Reply with the count of lines holding "source", nothing more.
[Begin TASK INPUT]
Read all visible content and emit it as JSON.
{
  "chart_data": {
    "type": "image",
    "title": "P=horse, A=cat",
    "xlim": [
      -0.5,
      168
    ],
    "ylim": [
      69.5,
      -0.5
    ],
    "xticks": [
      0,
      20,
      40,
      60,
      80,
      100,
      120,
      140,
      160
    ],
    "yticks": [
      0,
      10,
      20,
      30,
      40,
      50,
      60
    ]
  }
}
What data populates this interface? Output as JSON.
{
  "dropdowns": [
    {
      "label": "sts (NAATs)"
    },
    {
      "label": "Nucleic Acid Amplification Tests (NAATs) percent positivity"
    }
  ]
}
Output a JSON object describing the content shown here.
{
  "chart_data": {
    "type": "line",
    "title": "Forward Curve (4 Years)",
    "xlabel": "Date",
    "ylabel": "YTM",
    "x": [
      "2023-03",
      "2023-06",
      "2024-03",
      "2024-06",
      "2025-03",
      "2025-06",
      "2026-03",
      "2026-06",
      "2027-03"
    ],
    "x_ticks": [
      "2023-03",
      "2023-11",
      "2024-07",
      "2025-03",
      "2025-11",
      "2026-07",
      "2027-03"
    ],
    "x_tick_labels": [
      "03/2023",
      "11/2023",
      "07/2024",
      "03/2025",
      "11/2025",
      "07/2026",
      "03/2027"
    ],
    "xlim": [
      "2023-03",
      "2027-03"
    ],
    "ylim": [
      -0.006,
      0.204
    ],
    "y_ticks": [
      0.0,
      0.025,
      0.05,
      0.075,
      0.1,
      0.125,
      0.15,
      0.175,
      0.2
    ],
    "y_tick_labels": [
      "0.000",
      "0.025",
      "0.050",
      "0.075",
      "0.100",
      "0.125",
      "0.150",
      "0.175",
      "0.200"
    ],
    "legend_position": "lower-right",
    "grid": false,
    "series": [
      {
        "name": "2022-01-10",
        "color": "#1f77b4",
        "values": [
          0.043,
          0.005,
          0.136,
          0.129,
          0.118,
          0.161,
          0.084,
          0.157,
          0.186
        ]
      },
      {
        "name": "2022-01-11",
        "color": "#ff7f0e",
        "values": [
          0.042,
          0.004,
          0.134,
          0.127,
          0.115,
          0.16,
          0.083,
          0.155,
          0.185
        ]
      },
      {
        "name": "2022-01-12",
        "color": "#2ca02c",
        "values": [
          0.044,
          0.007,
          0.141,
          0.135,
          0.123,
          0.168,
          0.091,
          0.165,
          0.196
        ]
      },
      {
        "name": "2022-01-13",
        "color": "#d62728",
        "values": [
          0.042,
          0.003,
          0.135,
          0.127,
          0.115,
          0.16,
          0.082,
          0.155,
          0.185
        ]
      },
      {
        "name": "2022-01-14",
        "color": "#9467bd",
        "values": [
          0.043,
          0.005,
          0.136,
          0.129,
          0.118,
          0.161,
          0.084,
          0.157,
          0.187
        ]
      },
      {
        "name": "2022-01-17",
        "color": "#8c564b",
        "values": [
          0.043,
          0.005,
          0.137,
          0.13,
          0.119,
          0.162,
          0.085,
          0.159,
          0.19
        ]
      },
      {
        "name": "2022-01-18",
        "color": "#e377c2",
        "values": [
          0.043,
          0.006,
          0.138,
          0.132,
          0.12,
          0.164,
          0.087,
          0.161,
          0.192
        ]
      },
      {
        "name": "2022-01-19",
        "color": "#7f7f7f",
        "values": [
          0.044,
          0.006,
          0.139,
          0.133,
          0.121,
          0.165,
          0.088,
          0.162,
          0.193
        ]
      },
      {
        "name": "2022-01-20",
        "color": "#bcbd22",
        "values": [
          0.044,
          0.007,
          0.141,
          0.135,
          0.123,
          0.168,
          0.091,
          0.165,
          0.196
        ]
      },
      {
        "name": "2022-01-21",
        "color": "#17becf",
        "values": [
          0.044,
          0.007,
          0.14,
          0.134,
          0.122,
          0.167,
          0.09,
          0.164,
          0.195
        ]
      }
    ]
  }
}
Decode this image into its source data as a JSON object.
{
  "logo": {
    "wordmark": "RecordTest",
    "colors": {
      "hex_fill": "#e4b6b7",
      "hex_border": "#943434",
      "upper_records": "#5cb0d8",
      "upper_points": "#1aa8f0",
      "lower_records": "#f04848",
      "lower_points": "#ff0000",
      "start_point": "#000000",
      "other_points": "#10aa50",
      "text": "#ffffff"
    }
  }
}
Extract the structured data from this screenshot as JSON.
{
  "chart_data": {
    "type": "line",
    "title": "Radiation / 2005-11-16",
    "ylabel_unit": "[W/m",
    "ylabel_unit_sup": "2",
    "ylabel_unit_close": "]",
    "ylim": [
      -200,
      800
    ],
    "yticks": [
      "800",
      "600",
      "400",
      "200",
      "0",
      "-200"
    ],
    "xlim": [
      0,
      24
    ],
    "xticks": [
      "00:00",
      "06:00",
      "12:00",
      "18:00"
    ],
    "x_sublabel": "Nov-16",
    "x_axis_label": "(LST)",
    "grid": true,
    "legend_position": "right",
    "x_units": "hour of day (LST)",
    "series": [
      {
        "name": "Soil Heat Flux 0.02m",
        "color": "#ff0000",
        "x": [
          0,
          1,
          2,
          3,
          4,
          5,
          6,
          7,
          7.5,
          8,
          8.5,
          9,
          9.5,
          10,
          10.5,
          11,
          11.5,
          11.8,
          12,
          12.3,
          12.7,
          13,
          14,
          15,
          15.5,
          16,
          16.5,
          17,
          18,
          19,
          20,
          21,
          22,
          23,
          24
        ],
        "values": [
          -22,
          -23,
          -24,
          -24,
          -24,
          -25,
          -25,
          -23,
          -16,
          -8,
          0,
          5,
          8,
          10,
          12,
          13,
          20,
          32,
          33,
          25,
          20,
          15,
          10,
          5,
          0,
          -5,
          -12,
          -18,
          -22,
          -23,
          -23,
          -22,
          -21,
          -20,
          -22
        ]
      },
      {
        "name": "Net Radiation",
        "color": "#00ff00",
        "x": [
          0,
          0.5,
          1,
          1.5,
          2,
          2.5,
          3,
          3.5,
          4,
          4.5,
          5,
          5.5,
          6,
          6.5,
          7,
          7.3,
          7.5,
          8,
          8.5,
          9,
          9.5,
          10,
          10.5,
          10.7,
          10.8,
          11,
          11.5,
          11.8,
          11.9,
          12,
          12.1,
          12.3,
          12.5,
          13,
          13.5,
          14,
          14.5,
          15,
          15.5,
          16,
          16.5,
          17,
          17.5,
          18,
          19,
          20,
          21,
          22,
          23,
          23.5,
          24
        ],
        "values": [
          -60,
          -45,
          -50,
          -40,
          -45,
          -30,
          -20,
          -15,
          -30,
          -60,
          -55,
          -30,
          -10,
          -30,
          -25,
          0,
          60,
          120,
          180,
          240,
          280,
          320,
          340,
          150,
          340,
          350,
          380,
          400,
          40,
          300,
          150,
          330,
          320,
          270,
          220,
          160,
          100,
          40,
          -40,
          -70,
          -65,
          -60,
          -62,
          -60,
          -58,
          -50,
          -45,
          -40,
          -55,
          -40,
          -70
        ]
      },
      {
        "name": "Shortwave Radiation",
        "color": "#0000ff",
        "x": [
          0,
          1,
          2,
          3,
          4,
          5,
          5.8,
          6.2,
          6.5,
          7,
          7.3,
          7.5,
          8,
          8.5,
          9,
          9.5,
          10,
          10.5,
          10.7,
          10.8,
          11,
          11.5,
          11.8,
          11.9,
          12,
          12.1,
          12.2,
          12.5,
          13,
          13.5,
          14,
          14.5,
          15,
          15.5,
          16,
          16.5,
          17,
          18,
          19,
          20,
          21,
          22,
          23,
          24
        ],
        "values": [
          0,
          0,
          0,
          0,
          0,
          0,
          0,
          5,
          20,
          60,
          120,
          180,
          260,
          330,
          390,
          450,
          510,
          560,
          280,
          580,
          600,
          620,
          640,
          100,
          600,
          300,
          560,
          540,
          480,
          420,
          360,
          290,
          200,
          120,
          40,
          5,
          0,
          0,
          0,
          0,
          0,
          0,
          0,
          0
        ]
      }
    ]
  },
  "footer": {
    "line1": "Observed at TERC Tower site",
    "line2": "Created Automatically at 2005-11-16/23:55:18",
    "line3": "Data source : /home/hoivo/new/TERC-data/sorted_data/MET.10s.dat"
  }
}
[End TASK INPUT]
▸ **COMPLETE ANSWER**
2